___ Records for this task
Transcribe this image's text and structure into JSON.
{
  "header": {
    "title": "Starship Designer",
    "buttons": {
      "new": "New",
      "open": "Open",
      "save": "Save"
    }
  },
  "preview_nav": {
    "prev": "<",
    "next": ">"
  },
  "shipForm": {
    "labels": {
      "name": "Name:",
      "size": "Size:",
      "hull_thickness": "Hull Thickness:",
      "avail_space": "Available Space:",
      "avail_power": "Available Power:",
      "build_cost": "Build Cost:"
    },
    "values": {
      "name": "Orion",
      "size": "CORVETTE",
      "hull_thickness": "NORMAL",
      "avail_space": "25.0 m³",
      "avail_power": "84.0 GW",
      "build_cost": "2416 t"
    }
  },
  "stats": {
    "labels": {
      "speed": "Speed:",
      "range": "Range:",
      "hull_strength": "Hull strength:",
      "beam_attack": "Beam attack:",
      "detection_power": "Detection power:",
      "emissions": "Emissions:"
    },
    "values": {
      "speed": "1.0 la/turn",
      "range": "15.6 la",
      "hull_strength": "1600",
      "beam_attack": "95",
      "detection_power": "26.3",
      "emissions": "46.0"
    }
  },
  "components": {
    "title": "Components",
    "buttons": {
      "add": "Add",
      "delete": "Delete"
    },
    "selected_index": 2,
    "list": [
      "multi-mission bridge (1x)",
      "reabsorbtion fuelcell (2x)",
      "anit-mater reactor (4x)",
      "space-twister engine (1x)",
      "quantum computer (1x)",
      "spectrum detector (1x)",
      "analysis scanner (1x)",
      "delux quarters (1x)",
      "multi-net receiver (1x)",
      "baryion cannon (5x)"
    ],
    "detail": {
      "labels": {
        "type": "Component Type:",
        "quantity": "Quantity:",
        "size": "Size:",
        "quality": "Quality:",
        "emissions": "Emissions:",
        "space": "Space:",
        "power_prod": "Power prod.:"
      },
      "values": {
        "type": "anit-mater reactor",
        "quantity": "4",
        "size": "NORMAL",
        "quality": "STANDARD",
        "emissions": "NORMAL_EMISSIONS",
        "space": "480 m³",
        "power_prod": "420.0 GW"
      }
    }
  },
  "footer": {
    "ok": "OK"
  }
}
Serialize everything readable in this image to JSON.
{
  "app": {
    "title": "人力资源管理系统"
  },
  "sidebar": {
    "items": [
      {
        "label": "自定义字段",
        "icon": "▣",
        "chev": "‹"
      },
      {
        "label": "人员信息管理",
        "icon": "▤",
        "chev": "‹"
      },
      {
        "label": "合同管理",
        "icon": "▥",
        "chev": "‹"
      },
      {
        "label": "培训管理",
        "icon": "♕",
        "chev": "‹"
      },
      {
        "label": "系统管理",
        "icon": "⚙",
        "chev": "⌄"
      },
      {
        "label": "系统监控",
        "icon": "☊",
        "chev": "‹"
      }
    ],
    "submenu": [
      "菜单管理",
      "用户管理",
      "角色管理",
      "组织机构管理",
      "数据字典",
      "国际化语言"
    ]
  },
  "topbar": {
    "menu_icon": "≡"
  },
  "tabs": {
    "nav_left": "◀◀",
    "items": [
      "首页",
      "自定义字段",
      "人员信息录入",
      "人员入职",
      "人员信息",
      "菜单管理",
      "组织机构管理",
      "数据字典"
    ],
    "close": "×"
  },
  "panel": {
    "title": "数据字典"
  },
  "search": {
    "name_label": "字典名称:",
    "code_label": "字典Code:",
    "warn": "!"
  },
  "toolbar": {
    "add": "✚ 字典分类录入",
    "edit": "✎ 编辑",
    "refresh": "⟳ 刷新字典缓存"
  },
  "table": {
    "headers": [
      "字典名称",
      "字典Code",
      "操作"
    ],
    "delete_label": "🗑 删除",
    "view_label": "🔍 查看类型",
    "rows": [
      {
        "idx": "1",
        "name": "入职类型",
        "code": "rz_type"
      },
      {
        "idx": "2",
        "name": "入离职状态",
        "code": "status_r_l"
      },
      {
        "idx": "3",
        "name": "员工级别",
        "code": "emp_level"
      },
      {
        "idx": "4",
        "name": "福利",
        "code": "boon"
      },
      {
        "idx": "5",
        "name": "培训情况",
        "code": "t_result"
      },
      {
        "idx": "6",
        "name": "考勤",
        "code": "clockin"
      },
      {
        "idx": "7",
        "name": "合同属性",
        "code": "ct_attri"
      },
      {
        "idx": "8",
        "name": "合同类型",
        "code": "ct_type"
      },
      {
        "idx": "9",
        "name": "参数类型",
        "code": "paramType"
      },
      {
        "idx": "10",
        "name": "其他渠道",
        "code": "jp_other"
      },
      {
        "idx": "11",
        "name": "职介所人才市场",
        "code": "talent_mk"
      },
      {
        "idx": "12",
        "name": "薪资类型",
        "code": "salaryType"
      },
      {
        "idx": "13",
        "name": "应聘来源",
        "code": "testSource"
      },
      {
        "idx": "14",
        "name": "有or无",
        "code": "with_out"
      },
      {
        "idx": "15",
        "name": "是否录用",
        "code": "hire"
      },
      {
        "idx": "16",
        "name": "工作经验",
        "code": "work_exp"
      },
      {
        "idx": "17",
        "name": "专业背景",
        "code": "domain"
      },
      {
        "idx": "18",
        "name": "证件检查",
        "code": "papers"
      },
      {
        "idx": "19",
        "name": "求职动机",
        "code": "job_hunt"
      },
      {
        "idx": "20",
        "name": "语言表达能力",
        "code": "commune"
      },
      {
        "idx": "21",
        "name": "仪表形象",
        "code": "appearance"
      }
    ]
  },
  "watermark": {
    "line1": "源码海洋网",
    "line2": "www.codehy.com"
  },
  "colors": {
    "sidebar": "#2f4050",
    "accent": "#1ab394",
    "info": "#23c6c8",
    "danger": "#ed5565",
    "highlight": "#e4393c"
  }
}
______
Task to carry out ▸ Collect each line containing the string "JSON".

Complete answer ▸
Transcribe this image's text and structure into JSON.
Serialize everything readable in this image to JSON.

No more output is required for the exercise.